STATED TASK | Where the word "objectives" occurs in a line, return that line.
=====
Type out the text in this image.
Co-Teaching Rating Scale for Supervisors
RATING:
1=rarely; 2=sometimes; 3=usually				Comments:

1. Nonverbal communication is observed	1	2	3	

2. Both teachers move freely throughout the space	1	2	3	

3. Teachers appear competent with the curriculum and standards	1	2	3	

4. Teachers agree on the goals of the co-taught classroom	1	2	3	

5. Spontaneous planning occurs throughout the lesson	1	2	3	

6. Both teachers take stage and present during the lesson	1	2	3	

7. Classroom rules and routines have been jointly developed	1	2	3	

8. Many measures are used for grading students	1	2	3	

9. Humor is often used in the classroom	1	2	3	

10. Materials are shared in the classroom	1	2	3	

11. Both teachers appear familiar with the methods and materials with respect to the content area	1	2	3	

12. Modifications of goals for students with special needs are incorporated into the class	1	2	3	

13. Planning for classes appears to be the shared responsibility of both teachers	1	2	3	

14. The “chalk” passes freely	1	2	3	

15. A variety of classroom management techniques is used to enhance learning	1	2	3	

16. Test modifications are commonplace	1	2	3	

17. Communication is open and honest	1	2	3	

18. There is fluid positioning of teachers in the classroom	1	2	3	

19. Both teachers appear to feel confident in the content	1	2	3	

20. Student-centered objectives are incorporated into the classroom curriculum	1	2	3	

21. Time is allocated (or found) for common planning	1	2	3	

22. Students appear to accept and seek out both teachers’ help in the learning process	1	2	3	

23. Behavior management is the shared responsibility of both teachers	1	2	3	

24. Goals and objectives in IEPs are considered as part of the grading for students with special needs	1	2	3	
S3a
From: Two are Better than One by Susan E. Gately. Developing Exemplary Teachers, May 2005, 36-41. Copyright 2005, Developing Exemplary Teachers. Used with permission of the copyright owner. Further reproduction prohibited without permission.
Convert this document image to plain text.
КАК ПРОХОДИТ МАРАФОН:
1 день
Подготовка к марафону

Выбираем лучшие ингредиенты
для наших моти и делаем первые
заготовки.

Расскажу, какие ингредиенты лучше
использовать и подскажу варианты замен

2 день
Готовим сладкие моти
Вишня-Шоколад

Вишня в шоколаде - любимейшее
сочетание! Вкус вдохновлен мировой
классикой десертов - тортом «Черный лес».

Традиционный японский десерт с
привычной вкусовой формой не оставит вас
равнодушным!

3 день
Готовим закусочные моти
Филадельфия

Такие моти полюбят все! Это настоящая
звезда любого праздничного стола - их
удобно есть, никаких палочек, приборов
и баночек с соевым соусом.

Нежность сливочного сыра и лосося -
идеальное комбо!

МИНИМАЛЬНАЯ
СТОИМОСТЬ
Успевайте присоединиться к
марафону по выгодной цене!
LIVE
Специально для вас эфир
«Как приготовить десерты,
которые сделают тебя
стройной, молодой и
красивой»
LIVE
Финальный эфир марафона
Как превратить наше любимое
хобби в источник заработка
=====
EXERCISE SOLUTION |
20. Student-centered objectives are incorporated into the classroom curriculum	1	2	3	
24. Goals and objectives in IEPs are considered as part of the grading for students with special needs	1	2	3	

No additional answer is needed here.